* What the task asks *
Using the listing below, select the lines with the word "mustahkamlashda" and copy them.

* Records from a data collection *
□ □ □ □ □ □ □

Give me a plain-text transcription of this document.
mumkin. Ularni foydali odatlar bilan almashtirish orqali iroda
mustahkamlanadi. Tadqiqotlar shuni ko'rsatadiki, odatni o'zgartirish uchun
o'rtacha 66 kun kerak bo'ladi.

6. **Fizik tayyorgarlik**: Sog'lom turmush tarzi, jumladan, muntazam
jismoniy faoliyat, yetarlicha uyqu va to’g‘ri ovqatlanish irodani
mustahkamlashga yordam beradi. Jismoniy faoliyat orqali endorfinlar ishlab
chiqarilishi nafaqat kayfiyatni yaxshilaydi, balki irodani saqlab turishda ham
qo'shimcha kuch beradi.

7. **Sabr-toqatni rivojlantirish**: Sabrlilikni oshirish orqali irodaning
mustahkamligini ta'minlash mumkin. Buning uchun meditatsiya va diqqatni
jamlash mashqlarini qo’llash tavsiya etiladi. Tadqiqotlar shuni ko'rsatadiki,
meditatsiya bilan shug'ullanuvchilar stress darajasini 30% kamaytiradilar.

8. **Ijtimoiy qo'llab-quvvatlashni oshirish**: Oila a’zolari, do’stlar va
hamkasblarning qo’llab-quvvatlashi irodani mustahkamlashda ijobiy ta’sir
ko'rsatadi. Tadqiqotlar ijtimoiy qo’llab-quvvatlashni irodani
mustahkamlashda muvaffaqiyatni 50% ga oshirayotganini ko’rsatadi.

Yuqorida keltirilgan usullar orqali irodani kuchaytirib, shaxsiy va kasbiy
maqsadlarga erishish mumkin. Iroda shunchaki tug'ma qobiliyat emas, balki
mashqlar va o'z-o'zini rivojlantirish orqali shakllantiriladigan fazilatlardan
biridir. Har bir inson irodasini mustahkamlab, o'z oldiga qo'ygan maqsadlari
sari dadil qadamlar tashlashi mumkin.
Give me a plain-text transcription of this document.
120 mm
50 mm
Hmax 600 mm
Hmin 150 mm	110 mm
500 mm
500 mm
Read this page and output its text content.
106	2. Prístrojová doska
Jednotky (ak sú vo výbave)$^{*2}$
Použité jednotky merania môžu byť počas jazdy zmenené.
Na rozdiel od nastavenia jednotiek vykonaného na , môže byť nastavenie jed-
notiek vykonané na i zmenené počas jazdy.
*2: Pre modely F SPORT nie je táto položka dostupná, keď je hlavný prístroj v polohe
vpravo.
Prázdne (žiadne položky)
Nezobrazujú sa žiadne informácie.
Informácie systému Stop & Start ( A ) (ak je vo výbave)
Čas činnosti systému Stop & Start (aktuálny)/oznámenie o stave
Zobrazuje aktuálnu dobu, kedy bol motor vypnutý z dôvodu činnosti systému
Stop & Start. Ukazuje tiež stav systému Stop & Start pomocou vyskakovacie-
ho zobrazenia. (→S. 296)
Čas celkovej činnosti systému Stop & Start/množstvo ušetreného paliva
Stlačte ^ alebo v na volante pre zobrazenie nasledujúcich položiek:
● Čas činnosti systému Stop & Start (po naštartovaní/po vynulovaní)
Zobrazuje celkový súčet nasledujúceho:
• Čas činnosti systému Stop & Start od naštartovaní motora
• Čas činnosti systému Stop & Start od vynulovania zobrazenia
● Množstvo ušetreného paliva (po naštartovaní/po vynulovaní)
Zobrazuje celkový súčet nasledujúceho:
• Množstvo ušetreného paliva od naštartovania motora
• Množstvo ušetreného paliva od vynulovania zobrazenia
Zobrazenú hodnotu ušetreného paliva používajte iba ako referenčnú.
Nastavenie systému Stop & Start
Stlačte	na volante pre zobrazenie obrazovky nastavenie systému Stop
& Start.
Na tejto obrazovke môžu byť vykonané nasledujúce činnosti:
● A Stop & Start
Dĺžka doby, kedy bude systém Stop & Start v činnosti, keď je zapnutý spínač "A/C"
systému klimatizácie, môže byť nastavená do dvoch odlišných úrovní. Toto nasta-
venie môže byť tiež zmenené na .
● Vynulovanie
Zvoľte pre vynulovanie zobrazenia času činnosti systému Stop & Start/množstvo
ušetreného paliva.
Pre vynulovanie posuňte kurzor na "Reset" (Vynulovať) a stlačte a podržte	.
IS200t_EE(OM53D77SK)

□ □ □ □ □ □ □

* Exercise result *
hamkasblarning qo’llab-quvvatlashi irodani mustahkamlashda ijobiy ta’sir
mustahkamlashda muvaffaqiyatni 50% ga oshirayotganini ko’rsatadi.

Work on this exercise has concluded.